◆ Objective:
Return all lines in the material below that contain "icon".

##### Records for this exercise

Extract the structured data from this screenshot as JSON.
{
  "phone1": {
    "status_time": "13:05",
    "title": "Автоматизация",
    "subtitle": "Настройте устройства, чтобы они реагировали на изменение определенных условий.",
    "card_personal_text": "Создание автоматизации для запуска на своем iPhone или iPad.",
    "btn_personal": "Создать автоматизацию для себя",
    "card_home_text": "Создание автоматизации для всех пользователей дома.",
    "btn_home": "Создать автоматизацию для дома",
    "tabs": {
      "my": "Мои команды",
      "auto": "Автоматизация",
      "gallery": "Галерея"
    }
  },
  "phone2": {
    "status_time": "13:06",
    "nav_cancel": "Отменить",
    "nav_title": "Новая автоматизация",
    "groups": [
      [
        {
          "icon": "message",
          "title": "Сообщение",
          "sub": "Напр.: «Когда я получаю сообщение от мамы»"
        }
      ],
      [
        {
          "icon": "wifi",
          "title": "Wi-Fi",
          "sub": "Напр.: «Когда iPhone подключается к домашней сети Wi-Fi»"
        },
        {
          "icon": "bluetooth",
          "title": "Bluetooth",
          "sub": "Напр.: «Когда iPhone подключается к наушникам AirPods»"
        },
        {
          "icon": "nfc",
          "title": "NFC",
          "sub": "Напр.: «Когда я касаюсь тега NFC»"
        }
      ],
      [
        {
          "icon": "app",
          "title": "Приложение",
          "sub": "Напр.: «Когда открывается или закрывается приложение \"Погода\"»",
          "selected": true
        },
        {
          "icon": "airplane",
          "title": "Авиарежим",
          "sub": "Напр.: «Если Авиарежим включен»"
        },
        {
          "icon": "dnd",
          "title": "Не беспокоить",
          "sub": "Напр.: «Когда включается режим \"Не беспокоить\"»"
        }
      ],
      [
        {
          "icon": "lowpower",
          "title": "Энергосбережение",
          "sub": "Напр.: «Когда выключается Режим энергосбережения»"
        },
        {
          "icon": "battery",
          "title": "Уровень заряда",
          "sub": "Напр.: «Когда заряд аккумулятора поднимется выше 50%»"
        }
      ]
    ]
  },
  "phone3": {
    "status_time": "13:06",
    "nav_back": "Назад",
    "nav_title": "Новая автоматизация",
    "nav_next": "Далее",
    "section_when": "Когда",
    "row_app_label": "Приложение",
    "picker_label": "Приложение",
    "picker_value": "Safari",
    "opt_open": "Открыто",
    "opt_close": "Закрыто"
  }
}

##########
##### Records for this exercise

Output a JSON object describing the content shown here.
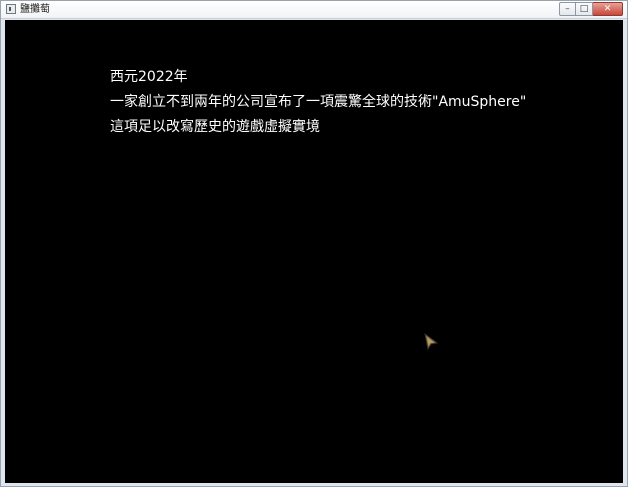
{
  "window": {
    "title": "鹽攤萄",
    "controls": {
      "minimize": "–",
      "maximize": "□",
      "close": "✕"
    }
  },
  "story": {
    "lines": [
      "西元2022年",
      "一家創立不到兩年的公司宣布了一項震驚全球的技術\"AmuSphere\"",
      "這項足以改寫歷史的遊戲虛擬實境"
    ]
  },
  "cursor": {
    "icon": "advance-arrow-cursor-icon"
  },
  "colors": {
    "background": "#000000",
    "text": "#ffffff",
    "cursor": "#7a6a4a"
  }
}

##########

◆ Response:
          "icon": "message",
          "icon": "wifi",
          "icon": "bluetooth",
          "icon": "nfc",
          "icon": "app",
          "icon": "airplane",
          "icon": "dnd",
          "icon": "lowpower",
          "icon": "battery",
    "icon": "advance-arrow-cursor-icon"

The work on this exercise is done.